▶ Assigned task
Every entry must be repeated exactly in the answer.

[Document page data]
-------

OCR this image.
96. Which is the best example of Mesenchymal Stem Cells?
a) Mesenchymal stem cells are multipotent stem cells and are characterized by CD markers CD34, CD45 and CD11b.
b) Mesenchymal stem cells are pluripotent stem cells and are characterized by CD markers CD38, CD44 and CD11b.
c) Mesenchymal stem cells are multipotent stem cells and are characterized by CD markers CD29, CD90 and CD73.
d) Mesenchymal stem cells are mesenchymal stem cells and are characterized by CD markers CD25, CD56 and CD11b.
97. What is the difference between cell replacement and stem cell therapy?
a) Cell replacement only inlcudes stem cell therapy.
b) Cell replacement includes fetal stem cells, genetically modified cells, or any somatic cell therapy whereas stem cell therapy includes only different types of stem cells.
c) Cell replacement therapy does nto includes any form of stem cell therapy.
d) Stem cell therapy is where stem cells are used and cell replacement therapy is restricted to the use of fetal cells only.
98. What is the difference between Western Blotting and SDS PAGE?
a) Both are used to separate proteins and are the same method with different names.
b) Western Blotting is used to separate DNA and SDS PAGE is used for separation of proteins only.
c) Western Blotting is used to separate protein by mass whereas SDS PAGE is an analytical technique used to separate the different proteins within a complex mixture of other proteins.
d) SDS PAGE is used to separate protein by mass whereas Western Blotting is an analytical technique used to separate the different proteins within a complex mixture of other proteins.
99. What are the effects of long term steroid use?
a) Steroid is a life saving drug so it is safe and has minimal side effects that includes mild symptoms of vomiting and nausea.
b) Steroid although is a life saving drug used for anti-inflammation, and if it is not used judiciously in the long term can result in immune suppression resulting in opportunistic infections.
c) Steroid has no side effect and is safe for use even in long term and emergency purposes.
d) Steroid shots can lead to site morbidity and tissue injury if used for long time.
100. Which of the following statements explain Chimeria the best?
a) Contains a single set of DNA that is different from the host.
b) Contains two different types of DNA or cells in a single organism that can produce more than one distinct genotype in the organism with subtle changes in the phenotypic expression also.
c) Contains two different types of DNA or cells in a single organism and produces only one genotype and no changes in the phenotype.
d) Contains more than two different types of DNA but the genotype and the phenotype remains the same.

-------

▶ Response for this exercise
OCR this image.
96. Which is the best example of Mesenchymal Stem Cells?
a) Mesenchymal stem cells are multipotent stem cells and are characterized by CD markers CD34, CD45 and CD11b.
b) Mesenchymal stem cells are pluripotent stem cells and are characterized by CD markers CD38, CD44 and CD11b.
c) Mesenchymal stem cells are multipotent stem cells and are characterized by CD markers CD29, CD90 and CD73.
d) Mesenchymal stem cells are mesenchymal stem cells and are characterized by CD markers CD25, CD56 and CD11b.
97. What is the difference between cell replacement and stem cell therapy?
a) Cell replacement only inlcudes stem cell therapy.
b) Cell replacement includes fetal stem cells, genetically modified cells, or any somatic cell therapy whereas stem cell therapy includes only different types of stem cells.
c) Cell replacement therapy does nto includes any form of stem cell therapy.
d) Stem cell therapy is where stem cells are used and cell replacement therapy is restricted to the use of fetal cells only.
98. What is the difference between Western Blotting and SDS PAGE?
a) Both are used to separate proteins and are the same method with different names.
b) Western Blotting is used to separate DNA and SDS PAGE is used for separation of proteins only.
c) Western Blotting is used to separate protein by mass whereas SDS PAGE is an analytical technique used to separate the different proteins within a complex mixture of other proteins.
d) SDS PAGE is used to separate protein by mass whereas Western Blotting is an analytical technique used to separate the different proteins within a complex mixture of other proteins.
99. What are the effects of long term steroid use?
a) Steroid is a life saving drug so it is safe and has minimal side effects that includes mild symptoms of vomiting and nausea.
b) Steroid although is a life saving drug used for anti-inflammation, and if it is not used judiciously in the long term can result in immune suppression resulting in opportunistic infections.
c) Steroid has no side effect and is safe for use even in long term and emergency purposes.
d) Steroid shots can lead to site morbidity and tissue injury if used for long time.
100. Which of the following statements explain Chimeria the best?
a) Contains a single set of DNA that is different from the host.
b) Contains two different types of DNA or cells in a single organism that can produce more than one distinct genotype in the organism with subtle changes in the phenotypic expression also.
c) Contains two different types of DNA or cells in a single organism and produces only one genotype and no changes in the phenotype.
d) Contains more than two different types of DNA but the genotype and the phenotype remains the same.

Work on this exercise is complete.